所给文段:

[DON'T MERGE] verify test for understand_sentiment chapter (!587) · 合并请求 · PaddlePaddle / book

[DON'T MERGE] verify test for understand_sentiment chapter !587

Created by: chenwhql

选取imdb测试test目录下pos和neg样本各5个，用训练好的模型进行预测，结果如下：

infer_conv.py: 9个正确，1个错误

10897_10.txt positive:  0.83449405 negative:  0.16550599
11837_9.txt positive:  0.39713657 negative:  0.60286343 //Wrong
153_8.txt positive:  0.98495966 negative:  0.01504028
1547_9.txt positive:  0.9090364 negative:  0.09096363
5305_7.txt positive:  0.62061876 negative:  0.37938124
5674_1.txt positive:  0.12702845 negative:  0.87297153
6530_4.txt positive:  0.17245957 negative:  0.82754034
6539_2.txt positive:  0.04734974 negative:  0.9526503
7393_3.txt positive:  0.40734676 negative:  0.59265333
7403_2.txt positive:  0.24649067 negative:  0.7535093

infer_stacked_lstm.py: 9个正确，1个错误

10897_10.txt positive:  0.85451925 negative:  0.14548075
11837_9.txt positive:  0.32060853 negative:  0.67939144 //Wrong
153_8.txt positive:  0.82614267 negative:  0.17385729
1547_9.txt positive:  0.9435877 negative:  0.056412343
5305_7.txt positive:  0.9677125 negative:  0.032287553
5674_1.txt positive:  0.101652615 negative:  0.8983474
6530_4.txt positive:  0.13586038 negative:  0.8641397
6539_2.txt positive:  0.10351077 negative:  0.8964892
7393_3.txt positive:  0.17400761 negative:  0.8259924
7403_2.txt positive:  0.23748593 negative:  0.76251405

测试结果说明该模型是预测结果是合理的。

记录摘录:
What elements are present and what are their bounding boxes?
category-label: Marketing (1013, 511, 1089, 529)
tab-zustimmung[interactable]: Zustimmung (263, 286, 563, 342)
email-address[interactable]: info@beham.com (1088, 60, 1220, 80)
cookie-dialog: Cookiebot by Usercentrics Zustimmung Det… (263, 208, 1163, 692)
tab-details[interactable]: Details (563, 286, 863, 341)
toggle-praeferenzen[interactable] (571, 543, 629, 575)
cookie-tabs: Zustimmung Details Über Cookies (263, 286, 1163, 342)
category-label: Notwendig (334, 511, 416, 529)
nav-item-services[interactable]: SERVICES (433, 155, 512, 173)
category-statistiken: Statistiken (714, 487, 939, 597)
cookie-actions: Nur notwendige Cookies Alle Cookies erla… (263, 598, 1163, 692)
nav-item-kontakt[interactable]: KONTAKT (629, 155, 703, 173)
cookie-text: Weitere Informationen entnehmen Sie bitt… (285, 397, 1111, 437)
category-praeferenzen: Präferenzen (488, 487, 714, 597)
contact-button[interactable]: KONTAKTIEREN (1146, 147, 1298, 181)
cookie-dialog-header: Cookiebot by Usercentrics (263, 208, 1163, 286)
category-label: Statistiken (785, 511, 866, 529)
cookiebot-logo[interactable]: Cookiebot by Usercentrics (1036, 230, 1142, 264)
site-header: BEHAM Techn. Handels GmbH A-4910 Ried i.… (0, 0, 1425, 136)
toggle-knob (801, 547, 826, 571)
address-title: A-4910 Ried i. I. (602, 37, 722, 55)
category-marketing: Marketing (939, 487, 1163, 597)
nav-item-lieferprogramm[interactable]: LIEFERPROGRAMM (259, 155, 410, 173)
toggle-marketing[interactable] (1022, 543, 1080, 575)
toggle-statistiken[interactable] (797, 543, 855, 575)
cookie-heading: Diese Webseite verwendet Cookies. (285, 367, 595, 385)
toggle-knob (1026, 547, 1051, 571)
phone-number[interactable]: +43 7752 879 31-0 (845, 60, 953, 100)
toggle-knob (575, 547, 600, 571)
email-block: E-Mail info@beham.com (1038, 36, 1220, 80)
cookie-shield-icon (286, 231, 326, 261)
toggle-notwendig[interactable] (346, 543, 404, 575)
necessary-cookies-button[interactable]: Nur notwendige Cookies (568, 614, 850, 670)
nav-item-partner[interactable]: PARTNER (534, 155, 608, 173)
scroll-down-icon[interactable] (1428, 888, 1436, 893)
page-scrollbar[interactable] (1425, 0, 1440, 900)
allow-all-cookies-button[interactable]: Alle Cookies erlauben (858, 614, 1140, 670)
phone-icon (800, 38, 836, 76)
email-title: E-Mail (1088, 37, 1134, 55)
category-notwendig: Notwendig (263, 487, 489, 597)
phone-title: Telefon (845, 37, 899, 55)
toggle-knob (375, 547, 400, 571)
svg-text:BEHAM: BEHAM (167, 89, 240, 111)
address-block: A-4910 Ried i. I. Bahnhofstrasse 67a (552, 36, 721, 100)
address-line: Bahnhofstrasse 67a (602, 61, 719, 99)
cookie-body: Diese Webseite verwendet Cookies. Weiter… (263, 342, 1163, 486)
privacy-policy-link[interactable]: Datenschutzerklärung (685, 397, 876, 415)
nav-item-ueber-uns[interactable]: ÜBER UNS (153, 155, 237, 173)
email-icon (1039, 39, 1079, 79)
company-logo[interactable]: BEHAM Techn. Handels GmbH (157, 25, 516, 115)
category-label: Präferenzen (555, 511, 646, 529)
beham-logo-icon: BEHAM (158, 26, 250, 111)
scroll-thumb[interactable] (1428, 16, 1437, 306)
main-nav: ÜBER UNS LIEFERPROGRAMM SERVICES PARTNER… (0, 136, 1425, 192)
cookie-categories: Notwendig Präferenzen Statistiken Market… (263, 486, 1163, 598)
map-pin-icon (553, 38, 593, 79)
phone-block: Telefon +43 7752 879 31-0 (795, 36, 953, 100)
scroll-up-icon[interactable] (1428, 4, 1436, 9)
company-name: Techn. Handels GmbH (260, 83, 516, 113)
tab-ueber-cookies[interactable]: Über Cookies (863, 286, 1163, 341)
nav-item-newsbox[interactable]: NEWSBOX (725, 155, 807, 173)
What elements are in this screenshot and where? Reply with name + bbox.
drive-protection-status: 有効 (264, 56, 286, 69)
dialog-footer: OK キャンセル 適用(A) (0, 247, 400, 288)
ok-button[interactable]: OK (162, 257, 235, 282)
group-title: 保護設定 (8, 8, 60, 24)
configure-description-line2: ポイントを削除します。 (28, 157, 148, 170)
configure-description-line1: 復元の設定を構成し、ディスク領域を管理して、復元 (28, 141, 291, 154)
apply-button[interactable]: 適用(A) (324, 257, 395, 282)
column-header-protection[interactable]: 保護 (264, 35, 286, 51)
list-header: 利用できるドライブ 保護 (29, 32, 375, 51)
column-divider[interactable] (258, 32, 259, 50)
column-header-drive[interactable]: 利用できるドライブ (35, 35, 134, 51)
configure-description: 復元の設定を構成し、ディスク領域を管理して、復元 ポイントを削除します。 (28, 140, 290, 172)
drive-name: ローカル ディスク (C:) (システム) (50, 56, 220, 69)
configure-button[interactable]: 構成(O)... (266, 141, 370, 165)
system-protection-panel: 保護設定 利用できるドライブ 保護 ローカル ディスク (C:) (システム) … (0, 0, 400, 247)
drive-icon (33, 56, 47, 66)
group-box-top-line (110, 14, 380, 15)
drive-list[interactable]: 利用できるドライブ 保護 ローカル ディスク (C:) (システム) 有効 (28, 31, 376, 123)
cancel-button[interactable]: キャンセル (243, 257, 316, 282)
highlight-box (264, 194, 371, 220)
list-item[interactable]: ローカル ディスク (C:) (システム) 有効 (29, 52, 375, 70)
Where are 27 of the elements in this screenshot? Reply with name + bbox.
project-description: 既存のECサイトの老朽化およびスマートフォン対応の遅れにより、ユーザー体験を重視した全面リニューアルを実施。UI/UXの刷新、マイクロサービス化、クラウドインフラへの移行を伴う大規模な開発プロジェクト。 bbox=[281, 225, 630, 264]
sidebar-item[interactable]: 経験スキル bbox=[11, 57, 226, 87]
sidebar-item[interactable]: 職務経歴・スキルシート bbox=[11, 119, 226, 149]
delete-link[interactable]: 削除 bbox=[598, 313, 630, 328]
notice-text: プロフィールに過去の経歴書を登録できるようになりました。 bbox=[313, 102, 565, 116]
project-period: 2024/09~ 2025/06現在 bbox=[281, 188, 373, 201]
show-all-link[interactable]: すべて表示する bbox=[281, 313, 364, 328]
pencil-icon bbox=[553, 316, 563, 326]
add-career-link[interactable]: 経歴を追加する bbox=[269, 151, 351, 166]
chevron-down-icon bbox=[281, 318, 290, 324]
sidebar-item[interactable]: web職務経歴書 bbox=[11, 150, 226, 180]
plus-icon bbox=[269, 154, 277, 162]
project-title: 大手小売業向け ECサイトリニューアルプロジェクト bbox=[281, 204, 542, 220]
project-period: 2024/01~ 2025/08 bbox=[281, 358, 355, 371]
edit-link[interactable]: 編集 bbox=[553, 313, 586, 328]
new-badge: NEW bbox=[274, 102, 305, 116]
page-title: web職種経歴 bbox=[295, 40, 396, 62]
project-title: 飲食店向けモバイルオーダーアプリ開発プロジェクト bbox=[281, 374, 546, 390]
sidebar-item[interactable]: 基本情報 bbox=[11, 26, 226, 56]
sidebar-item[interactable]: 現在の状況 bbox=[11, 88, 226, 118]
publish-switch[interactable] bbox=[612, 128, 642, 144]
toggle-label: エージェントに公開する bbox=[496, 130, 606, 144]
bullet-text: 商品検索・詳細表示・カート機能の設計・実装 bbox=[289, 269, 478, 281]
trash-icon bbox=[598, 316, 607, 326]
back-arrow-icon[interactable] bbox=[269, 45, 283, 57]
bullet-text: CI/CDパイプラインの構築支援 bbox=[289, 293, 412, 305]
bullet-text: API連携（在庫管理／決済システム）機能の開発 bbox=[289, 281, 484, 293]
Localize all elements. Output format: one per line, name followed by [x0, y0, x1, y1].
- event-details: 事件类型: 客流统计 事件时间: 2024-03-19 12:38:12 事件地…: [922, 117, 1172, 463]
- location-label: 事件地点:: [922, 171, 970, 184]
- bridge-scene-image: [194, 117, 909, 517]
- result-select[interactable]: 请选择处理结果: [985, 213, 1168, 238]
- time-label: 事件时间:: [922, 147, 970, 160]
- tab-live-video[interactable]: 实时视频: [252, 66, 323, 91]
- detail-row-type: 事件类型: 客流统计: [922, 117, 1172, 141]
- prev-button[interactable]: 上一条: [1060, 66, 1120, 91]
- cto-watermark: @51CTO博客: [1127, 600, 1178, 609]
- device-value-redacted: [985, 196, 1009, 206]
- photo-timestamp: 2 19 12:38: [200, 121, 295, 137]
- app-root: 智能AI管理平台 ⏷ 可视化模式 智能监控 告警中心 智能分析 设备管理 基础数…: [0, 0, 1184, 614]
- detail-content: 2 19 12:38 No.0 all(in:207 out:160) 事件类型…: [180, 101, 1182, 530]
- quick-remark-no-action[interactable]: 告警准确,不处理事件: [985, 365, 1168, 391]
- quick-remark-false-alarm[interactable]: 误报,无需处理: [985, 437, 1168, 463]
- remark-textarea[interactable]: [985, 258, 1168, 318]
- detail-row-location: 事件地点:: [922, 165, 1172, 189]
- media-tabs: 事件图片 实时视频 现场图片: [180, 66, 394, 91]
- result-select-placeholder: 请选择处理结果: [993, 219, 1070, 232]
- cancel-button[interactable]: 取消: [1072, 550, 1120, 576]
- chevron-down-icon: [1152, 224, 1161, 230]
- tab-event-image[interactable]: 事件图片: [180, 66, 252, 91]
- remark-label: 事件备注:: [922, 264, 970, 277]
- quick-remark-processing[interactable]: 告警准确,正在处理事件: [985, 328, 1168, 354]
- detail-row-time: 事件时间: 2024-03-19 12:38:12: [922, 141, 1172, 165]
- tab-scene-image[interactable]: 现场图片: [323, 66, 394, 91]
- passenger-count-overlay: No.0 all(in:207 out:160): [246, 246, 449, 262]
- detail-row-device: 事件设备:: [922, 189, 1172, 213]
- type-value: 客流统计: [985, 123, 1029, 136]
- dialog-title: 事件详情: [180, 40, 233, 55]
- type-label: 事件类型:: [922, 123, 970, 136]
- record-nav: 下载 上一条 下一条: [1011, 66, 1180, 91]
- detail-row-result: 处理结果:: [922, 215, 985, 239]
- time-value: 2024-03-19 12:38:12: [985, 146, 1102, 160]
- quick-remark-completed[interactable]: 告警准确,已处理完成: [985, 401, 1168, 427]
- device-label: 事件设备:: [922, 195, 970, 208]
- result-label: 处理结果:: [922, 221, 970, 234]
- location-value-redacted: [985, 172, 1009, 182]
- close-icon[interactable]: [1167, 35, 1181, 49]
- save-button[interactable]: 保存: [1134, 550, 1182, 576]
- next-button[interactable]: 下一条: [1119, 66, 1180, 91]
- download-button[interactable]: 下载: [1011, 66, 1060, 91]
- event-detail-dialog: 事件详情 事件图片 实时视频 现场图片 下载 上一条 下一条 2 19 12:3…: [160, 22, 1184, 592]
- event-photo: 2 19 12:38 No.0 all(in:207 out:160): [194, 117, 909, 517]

练习:
请续写关于情感分类模型预测测试的那篇文字，从它的最后一句之后接着写。

本题答案:
对于之前实验的解释：

对于10个短句的review_strs的测试结果：

CNN：测试准确率0.88，正确预测7个，错误3个 LSTM：测试准确率0.86，正确预测5个，错误5个

这10个测试用例描述很短（10个单词左右），与imdb训练与测试用例（100个单词以上）在特征丰富性上差别较大，预测能达到这个水平，我个人理解属于正常结果。

对于大明老师实验的解释

大明老师实验时，只是从10个测试文本中，截取了第一句话，这个处理可能略有不妥。因为测试文本中的全部描述构成一个完整的观点或者说评价，而仅看第一句话，可能未必能反映出评论者的观点。我理解这是导致预测结果不准确的主要原因。建议能否用完整的描述重新实验下。